Task statement :: Write out every record below exactly as it appears.

Record set ::
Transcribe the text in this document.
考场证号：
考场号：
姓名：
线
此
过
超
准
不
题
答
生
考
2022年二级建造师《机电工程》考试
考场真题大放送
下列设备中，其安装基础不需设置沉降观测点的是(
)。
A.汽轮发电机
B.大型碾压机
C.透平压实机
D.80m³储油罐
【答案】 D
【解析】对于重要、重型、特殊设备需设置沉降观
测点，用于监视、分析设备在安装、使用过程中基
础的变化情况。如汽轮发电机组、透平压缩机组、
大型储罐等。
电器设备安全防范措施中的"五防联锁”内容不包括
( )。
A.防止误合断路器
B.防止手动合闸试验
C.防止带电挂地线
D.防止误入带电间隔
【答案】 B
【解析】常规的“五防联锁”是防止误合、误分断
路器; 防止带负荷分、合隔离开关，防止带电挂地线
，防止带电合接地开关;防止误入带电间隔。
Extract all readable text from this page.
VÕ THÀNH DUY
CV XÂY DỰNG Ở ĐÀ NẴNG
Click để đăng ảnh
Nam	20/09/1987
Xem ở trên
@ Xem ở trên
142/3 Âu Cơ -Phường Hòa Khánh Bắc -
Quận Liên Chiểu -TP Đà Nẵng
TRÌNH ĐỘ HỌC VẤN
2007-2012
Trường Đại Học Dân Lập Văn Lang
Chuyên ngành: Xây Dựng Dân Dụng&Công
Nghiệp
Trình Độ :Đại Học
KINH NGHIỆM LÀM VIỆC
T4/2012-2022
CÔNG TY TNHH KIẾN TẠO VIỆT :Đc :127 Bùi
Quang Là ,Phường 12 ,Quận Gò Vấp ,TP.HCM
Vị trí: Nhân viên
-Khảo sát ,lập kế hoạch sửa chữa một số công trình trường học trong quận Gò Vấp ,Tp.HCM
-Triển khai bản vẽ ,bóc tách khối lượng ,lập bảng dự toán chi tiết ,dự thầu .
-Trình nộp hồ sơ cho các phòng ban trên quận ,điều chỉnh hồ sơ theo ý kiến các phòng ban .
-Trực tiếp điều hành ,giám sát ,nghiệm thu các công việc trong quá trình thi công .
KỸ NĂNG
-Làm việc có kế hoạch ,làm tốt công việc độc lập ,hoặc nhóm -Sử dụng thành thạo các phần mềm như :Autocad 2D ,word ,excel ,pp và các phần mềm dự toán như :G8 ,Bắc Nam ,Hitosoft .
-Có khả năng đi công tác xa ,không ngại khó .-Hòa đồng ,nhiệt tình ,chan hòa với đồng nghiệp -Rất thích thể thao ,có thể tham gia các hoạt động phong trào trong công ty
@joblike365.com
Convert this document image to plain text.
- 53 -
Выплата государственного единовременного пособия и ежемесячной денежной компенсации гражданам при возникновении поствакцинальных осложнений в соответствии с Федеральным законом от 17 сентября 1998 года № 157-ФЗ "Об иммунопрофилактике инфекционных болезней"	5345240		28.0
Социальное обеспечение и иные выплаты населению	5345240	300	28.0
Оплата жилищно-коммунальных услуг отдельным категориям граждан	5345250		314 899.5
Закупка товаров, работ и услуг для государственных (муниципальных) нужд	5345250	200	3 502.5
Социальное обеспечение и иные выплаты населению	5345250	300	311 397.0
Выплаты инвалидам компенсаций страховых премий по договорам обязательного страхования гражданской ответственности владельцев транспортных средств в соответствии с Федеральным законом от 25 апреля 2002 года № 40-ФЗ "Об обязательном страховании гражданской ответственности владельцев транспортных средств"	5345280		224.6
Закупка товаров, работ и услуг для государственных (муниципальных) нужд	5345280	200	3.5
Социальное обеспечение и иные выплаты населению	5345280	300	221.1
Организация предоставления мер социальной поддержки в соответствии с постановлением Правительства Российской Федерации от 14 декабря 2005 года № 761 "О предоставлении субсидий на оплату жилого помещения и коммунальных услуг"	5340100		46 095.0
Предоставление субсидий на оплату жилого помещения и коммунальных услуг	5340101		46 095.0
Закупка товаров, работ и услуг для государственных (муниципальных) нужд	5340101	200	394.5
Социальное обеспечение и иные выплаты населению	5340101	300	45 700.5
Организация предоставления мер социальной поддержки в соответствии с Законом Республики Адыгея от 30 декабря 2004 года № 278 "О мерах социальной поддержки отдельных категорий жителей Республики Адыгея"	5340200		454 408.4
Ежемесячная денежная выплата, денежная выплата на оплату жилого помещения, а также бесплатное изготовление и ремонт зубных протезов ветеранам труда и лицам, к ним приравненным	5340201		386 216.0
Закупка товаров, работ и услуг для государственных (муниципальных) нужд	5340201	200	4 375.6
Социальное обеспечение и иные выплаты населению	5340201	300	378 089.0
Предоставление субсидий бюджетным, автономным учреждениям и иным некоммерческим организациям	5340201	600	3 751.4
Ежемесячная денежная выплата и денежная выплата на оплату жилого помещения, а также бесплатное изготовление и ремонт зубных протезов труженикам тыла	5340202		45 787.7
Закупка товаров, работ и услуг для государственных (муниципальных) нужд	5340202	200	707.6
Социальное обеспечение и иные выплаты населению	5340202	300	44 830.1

Solution ::
Transcribe the text in this document.
考场证号：
考场号：
姓名：
线
此
过
超
准
不
题
答
生
考
2022年二级建造师《机电工程》考试
考场真题大放送
下列设备中，其安装基础不需设置沉降观测点的是(
)。
A.汽轮发电机
B.大型碾压机
C.透平压实机
D.80m³储油罐
【答案】 D
【解析】对于重要、重型、特殊设备需设置沉降观
测点，用于监视、分析设备在安装、使用过程中基
础的变化情况。如汽轮发电机组、透平压缩机组、
大型储罐等。
电器设备安全防范措施中的"五防联锁”内容不包括
( )。
A.防止误合断路器
B.防止手动合闸试验
C.防止带电挂地线
D.防止误入带电间隔
【答案】 B
【解析】常规的“五防联锁”是防止误合、误分断
路器; 防止带负荷分、合隔离开关，防止带电挂地线
，防止带电合接地开关;防止误入带电间隔。
Extract all readable text from this page.
VÕ THÀNH DUY
CV XÂY DỰNG Ở ĐÀ NẴNG
Click để đăng ảnh
Nam	20/09/1987
Xem ở trên
@ Xem ở trên
142/3 Âu Cơ -Phường Hòa Khánh Bắc -
Quận Liên Chiểu -TP Đà Nẵng
TRÌNH ĐỘ HỌC VẤN
2007-2012
Trường Đại Học Dân Lập Văn Lang
Chuyên ngành: Xây Dựng Dân Dụng&Công
Nghiệp
Trình Độ :Đại Học
KINH NGHIỆM LÀM VIỆC
T4/2012-2022
CÔNG TY TNHH KIẾN TẠO VIỆT :Đc :127 Bùi
Quang Là ,Phường 12 ,Quận Gò Vấp ,TP.HCM
Vị trí: Nhân viên
-Khảo sát ,lập kế hoạch sửa chữa một số công trình trường học trong quận Gò Vấp ,Tp.HCM
-Triển khai bản vẽ ,bóc tách khối lượng ,lập bảng dự toán chi tiết ,dự thầu .
-Trình nộp hồ sơ cho các phòng ban trên quận ,điều chỉnh hồ sơ theo ý kiến các phòng ban .
-Trực tiếp điều hành ,giám sát ,nghiệm thu các công việc trong quá trình thi công .
KỸ NĂNG
-Làm việc có kế hoạch ,làm tốt công việc độc lập ,hoặc nhóm -Sử dụng thành thạo các phần mềm như :Autocad 2D ,word ,excel ,pp và các phần mềm dự toán như :G8 ,Bắc Nam ,Hitosoft .
-Có khả năng đi công tác xa ,không ngại khó .-Hòa đồng ,nhiệt tình ,chan hòa với đồng nghiệp -Rất thích thể thao ,có thể tham gia các hoạt động phong trào trong công ty
@joblike365.com
Convert this document image to plain text.
- 53 -
Выплата государственного единовременного пособия и ежемесячной денежной компенсации гражданам при возникновении поствакцинальных осложнений в соответствии с Федеральным законом от 17 сентября 1998 года № 157-ФЗ "Об иммунопрофилактике инфекционных болезней"	5345240		28.0
Социальное обеспечение и иные выплаты населению	5345240	300	28.0
Оплата жилищно-коммунальных услуг отдельным категориям граждан	5345250		314 899.5
Закупка товаров, работ и услуг для государственных (муниципальных) нужд	5345250	200	3 502.5
Социальное обеспечение и иные выплаты населению	5345250	300	311 397.0
Выплаты инвалидам компенсаций страховых премий по договорам обязательного страхования гражданской ответственности владельцев транспортных средств в соответствии с Федеральным законом от 25 апреля 2002 года № 40-ФЗ "Об обязательном страховании гражданской ответственности владельцев транспортных средств"	5345280		224.6
Закупка товаров, работ и услуг для государственных (муниципальных) нужд	5345280	200	3.5
Социальное обеспечение и иные выплаты населению	5345280	300	221.1
Организация предоставления мер социальной поддержки в соответствии с постановлением Правительства Российской Федерации от 14 декабря 2005 года № 761 "О предоставлении субсидий на оплату жилого помещения и коммунальных услуг"	5340100		46 095.0
Предоставление субсидий на оплату жилого помещения и коммунальных услуг	5340101		46 095.0
Закупка товаров, работ и услуг для государственных (муниципальных) нужд	5340101	200	394.5
Социальное обеспечение и иные выплаты населению	5340101	300	45 700.5
Организация предоставления мер социальной поддержки в соответствии с Законом Республики Адыгея от 30 декабря 2004 года № 278 "О мерах социальной поддержки отдельных категорий жителей Республики Адыгея"	5340200		454 408.4
Ежемесячная денежная выплата, денежная выплата на оплату жилого помещения, а также бесплатное изготовление и ремонт зубных протезов ветеранам труда и лицам, к ним приравненным	5340201		386 216.0
Закупка товаров, работ и услуг для государственных (муниципальных) нужд	5340201	200	4 375.6
Социальное обеспечение и иные выплаты населению	5340201	300	378 089.0
Предоставление субсидий бюджетным, автономным учреждениям и иным некоммерческим организациям	5340201	600	3 751.4
Ежемесячная денежная выплата и денежная выплата на оплату жилого помещения, а также бесплатное изготовление и ремонт зубных протезов труженикам тыла	5340202		45 787.7
Закупка товаров, работ и услуг для государственных (муниципальных) нужд	5340202	200	707.6
Социальное обеспечение и иные выплаты населению	5340202	300	44 830.1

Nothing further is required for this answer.